Each entry must appear again exactly as it does in the source.

- - -

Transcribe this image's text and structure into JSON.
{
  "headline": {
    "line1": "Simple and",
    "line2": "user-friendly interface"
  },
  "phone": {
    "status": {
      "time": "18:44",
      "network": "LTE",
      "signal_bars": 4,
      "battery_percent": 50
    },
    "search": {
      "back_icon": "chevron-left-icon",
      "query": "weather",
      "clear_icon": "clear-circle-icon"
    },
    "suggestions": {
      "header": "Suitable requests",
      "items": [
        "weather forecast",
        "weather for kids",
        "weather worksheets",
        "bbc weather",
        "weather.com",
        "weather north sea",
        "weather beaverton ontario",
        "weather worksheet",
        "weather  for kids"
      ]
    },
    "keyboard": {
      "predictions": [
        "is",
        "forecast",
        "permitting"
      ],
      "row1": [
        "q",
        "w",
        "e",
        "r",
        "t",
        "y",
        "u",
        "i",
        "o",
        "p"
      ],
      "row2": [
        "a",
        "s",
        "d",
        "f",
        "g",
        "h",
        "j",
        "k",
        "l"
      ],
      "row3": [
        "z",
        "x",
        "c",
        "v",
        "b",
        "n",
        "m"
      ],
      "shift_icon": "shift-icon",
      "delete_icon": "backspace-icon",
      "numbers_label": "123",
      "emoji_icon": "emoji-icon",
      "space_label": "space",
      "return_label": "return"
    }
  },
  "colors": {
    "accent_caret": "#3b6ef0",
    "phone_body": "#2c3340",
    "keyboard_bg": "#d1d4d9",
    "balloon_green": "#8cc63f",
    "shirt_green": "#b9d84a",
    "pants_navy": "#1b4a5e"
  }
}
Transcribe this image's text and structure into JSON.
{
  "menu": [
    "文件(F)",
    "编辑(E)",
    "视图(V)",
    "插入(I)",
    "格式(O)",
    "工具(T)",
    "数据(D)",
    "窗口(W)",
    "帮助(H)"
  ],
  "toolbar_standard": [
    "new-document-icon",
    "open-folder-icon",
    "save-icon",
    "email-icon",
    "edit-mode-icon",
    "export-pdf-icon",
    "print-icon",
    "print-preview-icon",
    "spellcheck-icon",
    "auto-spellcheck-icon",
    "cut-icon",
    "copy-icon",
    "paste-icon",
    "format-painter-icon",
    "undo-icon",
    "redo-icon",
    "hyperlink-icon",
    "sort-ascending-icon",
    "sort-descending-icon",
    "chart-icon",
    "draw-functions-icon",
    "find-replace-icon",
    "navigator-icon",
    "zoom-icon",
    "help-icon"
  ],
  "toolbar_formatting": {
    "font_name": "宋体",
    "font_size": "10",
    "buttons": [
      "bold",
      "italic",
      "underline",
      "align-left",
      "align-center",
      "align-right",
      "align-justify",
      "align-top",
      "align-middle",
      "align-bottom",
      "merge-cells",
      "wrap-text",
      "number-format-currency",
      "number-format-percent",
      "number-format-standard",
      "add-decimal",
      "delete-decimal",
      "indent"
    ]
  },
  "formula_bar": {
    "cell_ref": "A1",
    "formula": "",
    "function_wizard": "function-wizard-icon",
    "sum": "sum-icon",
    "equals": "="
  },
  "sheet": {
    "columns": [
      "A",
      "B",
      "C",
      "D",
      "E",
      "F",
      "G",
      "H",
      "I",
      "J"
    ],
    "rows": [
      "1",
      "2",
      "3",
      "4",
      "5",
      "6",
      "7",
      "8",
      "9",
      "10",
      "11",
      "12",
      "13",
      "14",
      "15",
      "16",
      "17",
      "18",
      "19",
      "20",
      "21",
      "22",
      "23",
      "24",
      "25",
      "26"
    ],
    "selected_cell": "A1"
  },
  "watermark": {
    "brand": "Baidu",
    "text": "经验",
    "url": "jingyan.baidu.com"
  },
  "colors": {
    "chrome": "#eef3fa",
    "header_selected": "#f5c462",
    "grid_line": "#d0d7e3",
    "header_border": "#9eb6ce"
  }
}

- - -

== Answer to this exercise ==
Transcribe this image's text and structure into JSON.
{
  "headline": {
    "line1": "Simple and",
    "line2": "user-friendly interface"
  },
  "phone": {
    "status": {
      "time": "18:44",
      "network": "LTE",
      "signal_bars": 4,
      "battery_percent": 50
    },
    "search": {
      "back_icon": "chevron-left-icon",
      "query": "weather",
      "clear_icon": "clear-circle-icon"
    },
    "suggestions": {
      "header": "Suitable requests",
      "items": [
        "weather forecast",
        "weather for kids",
        "weather worksheets",
        "bbc weather",
        "weather.com",
        "weather north sea",
        "weather beaverton ontario",
        "weather worksheet",
        "weather  for kids"
      ]
    },
    "keyboard": {
      "predictions": [
        "is",
        "forecast",
        "permitting"
      ],
      "row1": [
        "q",
        "w",
        "e",
        "r",
        "t",
        "y",
        "u",
        "i",
        "o",
        "p"
      ],
      "row2": [
        "a",
        "s",
        "d",
        "f",
        "g",
        "h",
        "j",
        "k",
        "l"
      ],
      "row3": [
        "z",
        "x",
        "c",
        "v",
        "b",
        "n",
        "m"
      ],
      "shift_icon": "shift-icon",
      "delete_icon": "backspace-icon",
      "numbers_label": "123",
      "emoji_icon": "emoji-icon",
      "space_label": "space",
      "return_label": "return"
    }
  },
  "colors": {
    "accent_caret": "#3b6ef0",
    "phone_body": "#2c3340",
    "keyboard_bg": "#d1d4d9",
    "balloon_green": "#8cc63f",
    "shirt_green": "#b9d84a",
    "pants_navy": "#1b4a5e"
  }
}
Transcribe this image's text and structure into JSON.
{
  "menu": [
    "文件(F)",
    "编辑(E)",
    "视图(V)",
    "插入(I)",
    "格式(O)",
    "工具(T)",
    "数据(D)",
    "窗口(W)",
    "帮助(H)"
  ],
  "toolbar_standard": [
    "new-document-icon",
    "open-folder-icon",
    "save-icon",
    "email-icon",
    "edit-mode-icon",
    "export-pdf-icon",
    "print-icon",
    "print-preview-icon",
    "spellcheck-icon",
    "auto-spellcheck-icon",
    "cut-icon",
    "copy-icon",
    "paste-icon",
    "format-painter-icon",
    "undo-icon",
    "redo-icon",
    "hyperlink-icon",
    "sort-ascending-icon",
    "sort-descending-icon",
    "chart-icon",
    "draw-functions-icon",
    "find-replace-icon",
    "navigator-icon",
    "zoom-icon",
    "help-icon"
  ],
  "toolbar_formatting": {
    "font_name": "宋体",
    "font_size": "10",
    "buttons": [
      "bold",
      "italic",
      "underline",
      "align-left",
      "align-center",
      "align-right",
      "align-justify",
      "align-top",
      "align-middle",
      "align-bottom",
      "merge-cells",
      "wrap-text",
      "number-format-currency",
      "number-format-percent",
      "number-format-standard",
      "add-decimal",
      "delete-decimal",
      "indent"
    ]
  },
  "formula_bar": {
    "cell_ref": "A1",
    "formula": "",
    "function_wizard": "function-wizard-icon",
    "sum": "sum-icon",
    "equals": "="
  },
  "sheet": {
    "columns": [
      "A",
      "B",
      "C",
      "D",
      "E",
      "F",
      "G",
      "H",
      "I",
      "J"
    ],
    "rows": [
      "1",
      "2",
      "3",
      "4",
      "5",
      "6",
      "7",
      "8",
      "9",
      "10",
      "11",
      "12",
      "13",
      "14",
      "15",
      "16",
      "17",
      "18",
      "19",
      "20",
      "21",
      "22",
      "23",
      "24",
      "25",
      "26"
    ],
    "selected_cell": "A1"
  },
  "watermark": {
    "brand": "Baidu",
    "text": "经验",
    "url": "jingyan.baidu.com"
  },
  "colors": {
    "chrome": "#eef3fa",
    "header_selected": "#f5c462",
    "grid_line": "#d0d7e3",
    "header_border": "#9eb6ce"
  }
}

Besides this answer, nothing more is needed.